## Objective
Please set down all the lines beneath this one exactly, without the pictures.

──────── Information supplied ────────

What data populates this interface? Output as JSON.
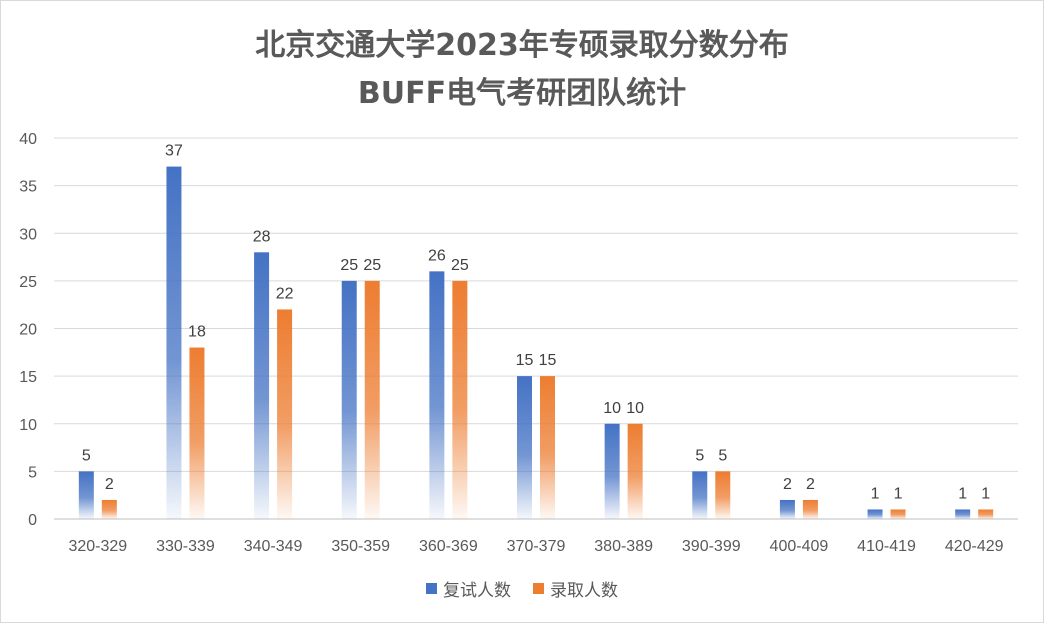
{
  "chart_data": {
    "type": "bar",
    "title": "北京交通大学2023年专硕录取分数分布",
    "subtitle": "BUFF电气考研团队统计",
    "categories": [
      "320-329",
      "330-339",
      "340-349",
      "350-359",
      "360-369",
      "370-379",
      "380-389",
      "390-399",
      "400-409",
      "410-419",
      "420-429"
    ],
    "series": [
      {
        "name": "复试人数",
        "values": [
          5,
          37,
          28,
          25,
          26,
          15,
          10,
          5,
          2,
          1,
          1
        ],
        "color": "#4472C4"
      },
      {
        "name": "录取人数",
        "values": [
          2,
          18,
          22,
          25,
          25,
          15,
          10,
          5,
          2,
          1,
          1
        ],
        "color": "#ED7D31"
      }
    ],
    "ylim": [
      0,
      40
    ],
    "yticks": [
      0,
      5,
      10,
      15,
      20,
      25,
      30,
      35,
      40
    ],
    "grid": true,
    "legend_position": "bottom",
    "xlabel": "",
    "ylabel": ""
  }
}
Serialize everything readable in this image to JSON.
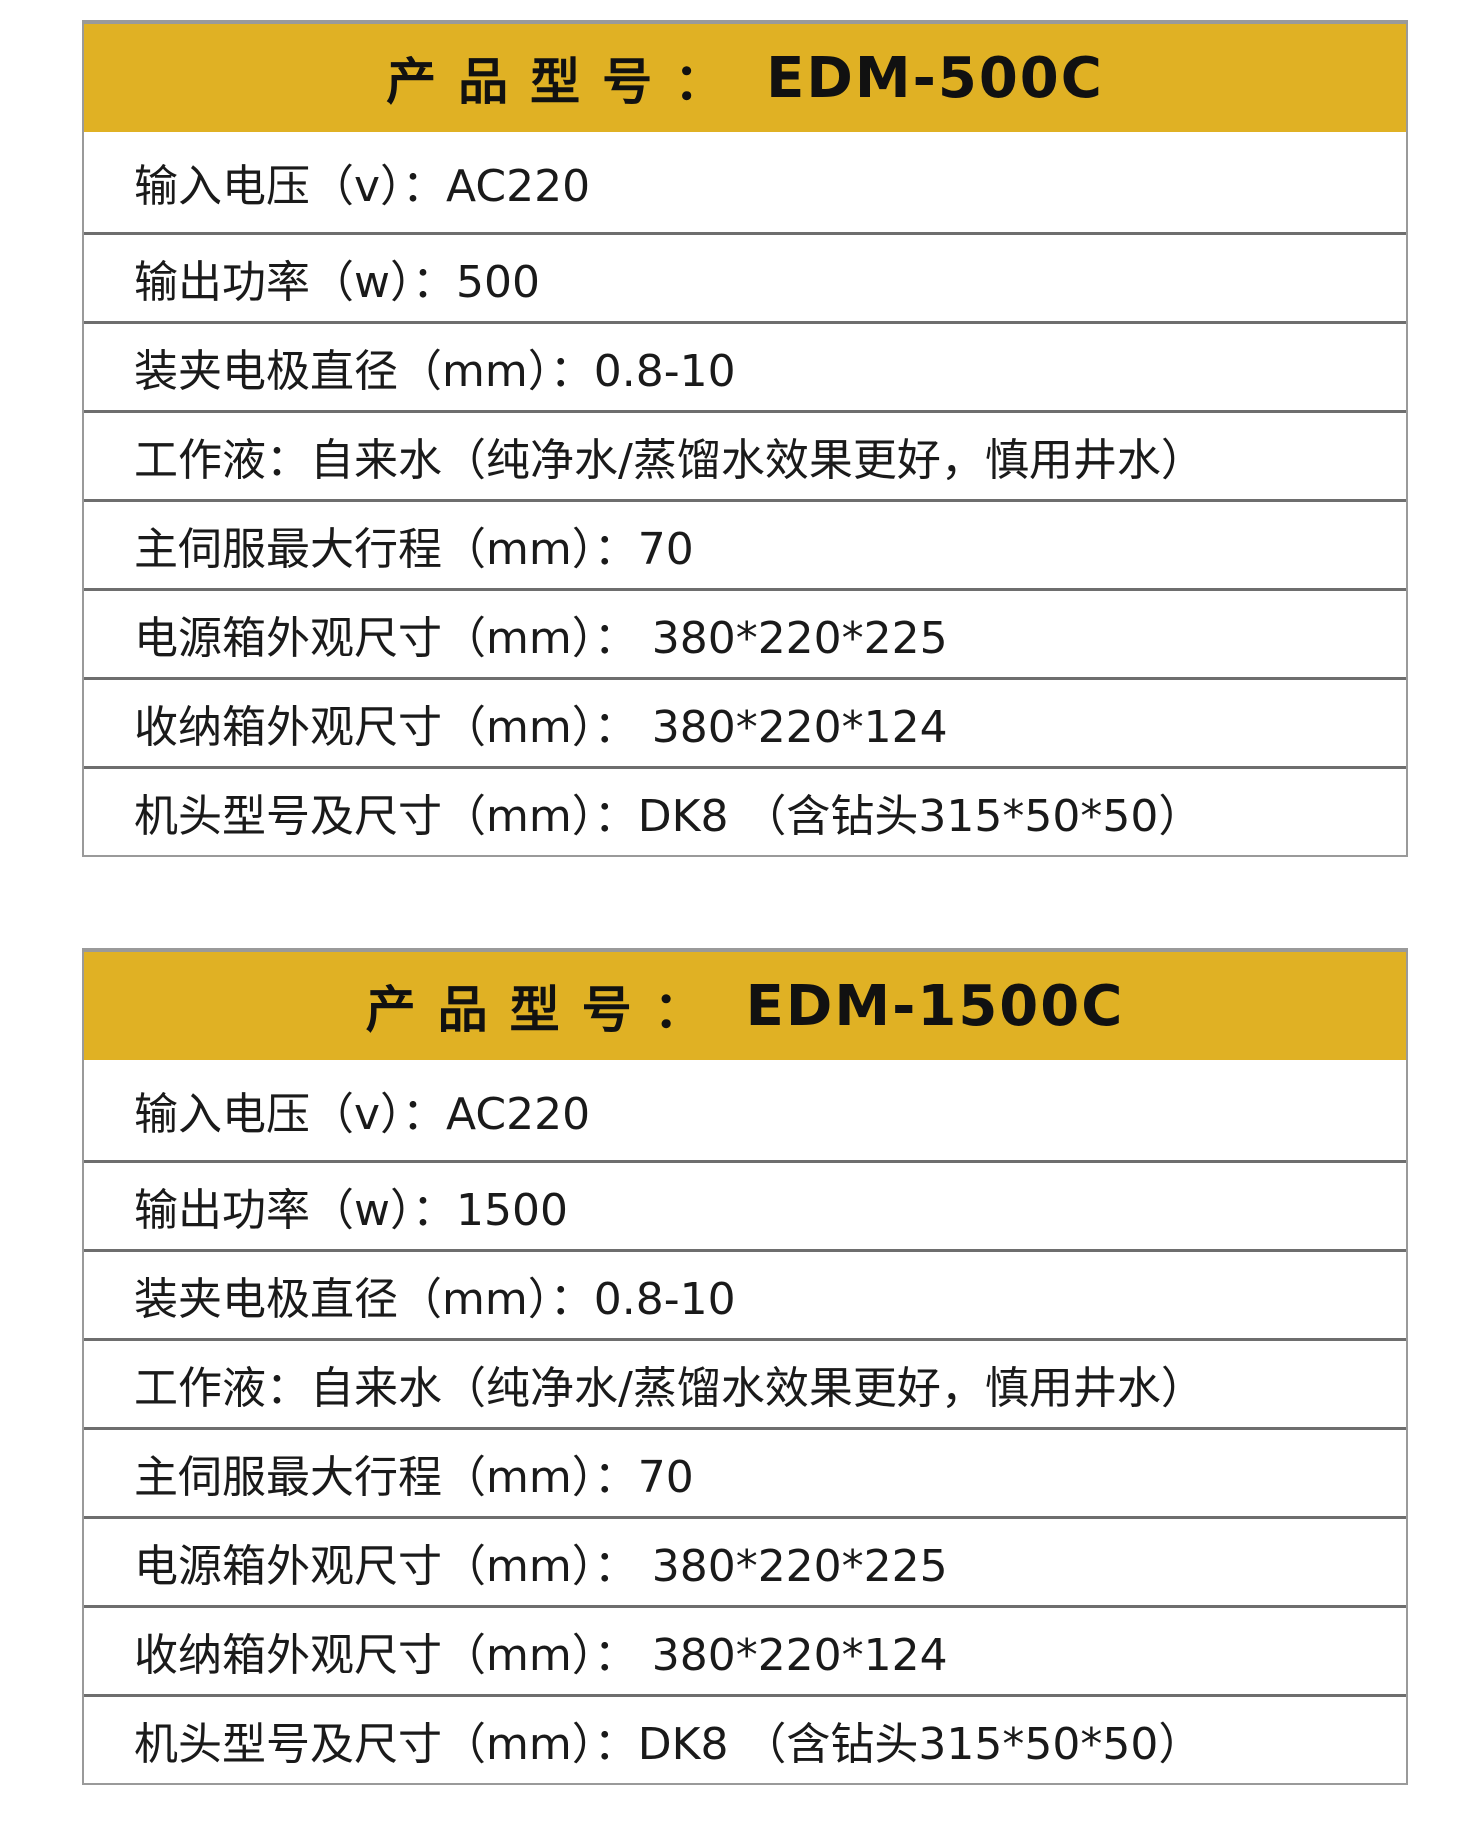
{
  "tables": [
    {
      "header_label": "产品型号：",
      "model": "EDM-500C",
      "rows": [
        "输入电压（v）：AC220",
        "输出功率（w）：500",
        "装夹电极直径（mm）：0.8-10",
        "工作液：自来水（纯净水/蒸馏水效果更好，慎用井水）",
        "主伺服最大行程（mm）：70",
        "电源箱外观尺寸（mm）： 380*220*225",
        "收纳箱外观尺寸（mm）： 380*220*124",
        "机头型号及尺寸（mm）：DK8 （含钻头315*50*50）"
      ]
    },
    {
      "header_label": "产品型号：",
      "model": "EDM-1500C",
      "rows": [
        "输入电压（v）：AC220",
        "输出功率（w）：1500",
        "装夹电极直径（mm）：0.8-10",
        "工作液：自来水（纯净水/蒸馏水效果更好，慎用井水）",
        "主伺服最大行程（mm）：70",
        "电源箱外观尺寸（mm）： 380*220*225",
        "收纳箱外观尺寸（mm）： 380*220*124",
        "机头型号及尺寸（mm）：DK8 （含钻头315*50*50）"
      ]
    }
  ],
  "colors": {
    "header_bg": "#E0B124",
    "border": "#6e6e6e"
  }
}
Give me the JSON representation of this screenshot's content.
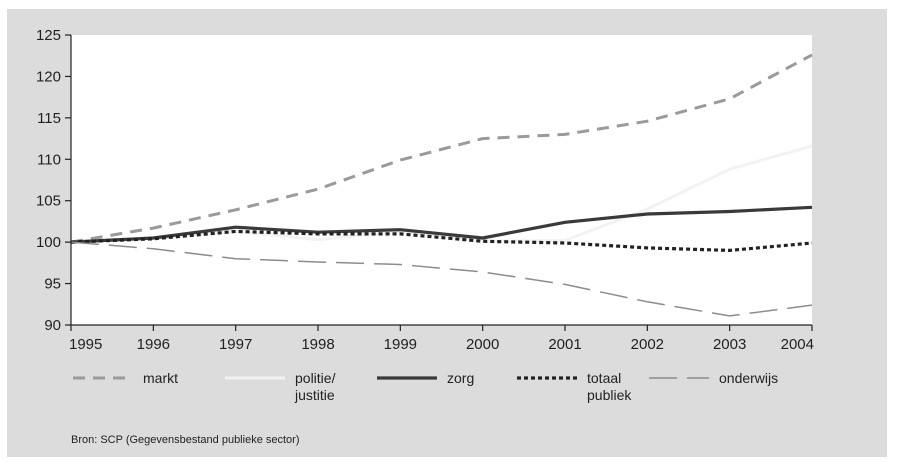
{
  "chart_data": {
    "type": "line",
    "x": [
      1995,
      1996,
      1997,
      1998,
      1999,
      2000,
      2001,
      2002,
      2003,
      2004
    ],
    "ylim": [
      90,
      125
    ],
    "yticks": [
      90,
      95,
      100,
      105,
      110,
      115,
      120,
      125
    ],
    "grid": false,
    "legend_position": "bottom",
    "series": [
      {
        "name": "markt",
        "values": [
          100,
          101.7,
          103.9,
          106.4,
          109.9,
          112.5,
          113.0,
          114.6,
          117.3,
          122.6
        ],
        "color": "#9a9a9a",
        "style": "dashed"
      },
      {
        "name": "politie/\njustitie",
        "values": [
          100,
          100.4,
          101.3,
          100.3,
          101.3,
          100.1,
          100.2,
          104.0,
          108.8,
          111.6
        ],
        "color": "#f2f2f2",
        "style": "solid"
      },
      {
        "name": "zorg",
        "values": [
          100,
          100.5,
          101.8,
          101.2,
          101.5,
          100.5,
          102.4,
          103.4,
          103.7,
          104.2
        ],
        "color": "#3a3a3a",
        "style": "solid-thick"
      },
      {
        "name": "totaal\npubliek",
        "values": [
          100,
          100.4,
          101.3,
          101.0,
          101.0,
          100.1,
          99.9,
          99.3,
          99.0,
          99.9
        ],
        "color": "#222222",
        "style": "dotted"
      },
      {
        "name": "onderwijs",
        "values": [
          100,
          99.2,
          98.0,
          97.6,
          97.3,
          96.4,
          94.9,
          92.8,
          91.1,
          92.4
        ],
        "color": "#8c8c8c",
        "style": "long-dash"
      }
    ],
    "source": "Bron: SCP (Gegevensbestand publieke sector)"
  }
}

────────

## Response to this task
What data populates this interface? Output as JSON.
{
  "chart_data": {
    "type": "bar",
    "title": "北京交通大学2023年专硕录取分数分布",
    "subtitle": "BUFF电气考研团队统计",
    "categories": [
      "320-329",
      "330-339",
      "340-349",
      "350-359",
      "360-369",
      "370-379",
      "380-389",
      "390-399",
      "400-409",
      "410-419",
      "420-429"
    ],
    "series": [
      {
        "name": "复试人数",
        "values": [
          5,
          37,
          28,
          25,
          26,
          15,
          10,
          5,
          2,
          1,
          1
        ],
        "color": "#4472C4"
      },
      {
        "name": "录取人数",
        "values": [
          2,
          18,
          22,
          25,
          25,
          15,
          10,
          5,
          2,
          1,
          1
        ],
        "color": "#ED7D31"
      }
    ],
    "ylim": [
      0,
      40
    ],
    "yticks": [
      0,
      5,
      10,
      15,
      20,
      25,
      30,
      35,
      40
    ],
    "grid": true,
    "legend_position": "bottom",
    "xlabel": "",
    "ylabel": ""
  }
}
Serialize everything readable in this image to JSON.
{
  "tables": [
    {
      "header_label": "产品型号：",
      "model": "EDM-500C",
      "rows": [
        "输入电压（v）：AC220",
        "输出功率（w）：500",
        "装夹电极直径（mm）：0.8-10",
        "工作液：自来水（纯净水/蒸馏水效果更好，慎用井水）",
        "主伺服最大行程（mm）：70",
        "电源箱外观尺寸（mm）： 380*220*225",
        "收纳箱外观尺寸（mm）： 380*220*124",
        "机头型号及尺寸（mm）：DK8 （含钻头315*50*50）"
      ]
    },
    {
      "header_label": "产品型号：",
      "model": "EDM-1500C",
      "rows": [
        "输入电压（v）：AC220",
        "输出功率（w）：1500",
        "装夹电极直径（mm）：0.8-10",
        "工作液：自来水（纯净水/蒸馏水效果更好，慎用井水）",
        "主伺服最大行程（mm）：70",
        "电源箱外观尺寸（mm）： 380*220*225",
        "收纳箱外观尺寸（mm）： 380*220*124",
        "机头型号及尺寸（mm）：DK8 （含钻头315*50*50）"
      ]
    }
  ],
  "colors": {
    "header_bg": "#E0B124",
    "border": "#6e6e6e"
  }
}
Give me the JSON representation of this screenshot's content.
{
  "chart_data": {
    "type": "line",
    "x": [
      1995,
      1996,
      1997,
      1998,
      1999,
      2000,
      2001,
      2002,
      2003,
      2004
    ],
    "ylim": [
      90,
      125
    ],
    "yticks": [
      90,
      95,
      100,
      105,
      110,
      115,
      120,
      125
    ],
    "grid": false,
    "legend_position": "bottom",
    "series": [
      {
        "name": "markt",
        "values": [
          100,
          101.7,
          103.9,
          106.4,
          109.9,
          112.5,
          113.0,
          114.6,
          117.3,
          122.6
        ],
        "color": "#9a9a9a",
        "style": "dashed"
      },
      {
        "name": "politie/\njustitie",
        "values": [
          100,
          100.4,
          101.3,
          100.3,
          101.3,
          100.1,
          100.2,
          104.0,
          108.8,
          111.6
        ],
        "color": "#f2f2f2",
        "style": "solid"
      },
      {
        "name": "zorg",
        "values": [
          100,
          100.5,
          101.8,
          101.2,
          101.5,
          100.5,
          102.4,
          103.4,
          103.7,
          104.2
        ],
        "color": "#3a3a3a",
        "style": "solid-thick"
      },
      {
        "name": "totaal\npubliek",
        "values": [
          100,
          100.4,
          101.3,
          101.0,
          101.0,
          100.1,
          99.9,
          99.3,
          99.0,
          99.9
        ],
        "color": "#222222",
        "style": "dotted"
      },
      {
        "name": "onderwijs",
        "values": [
          100,
          99.2,
          98.0,
          97.6,
          97.3,
          96.4,
          94.9,
          92.8,
          91.1,
          92.4
        ],
        "color": "#8c8c8c",
        "style": "long-dash"
      }
    ],
    "source": "Bron: SCP (Gegevensbestand publieke sector)"
  }
}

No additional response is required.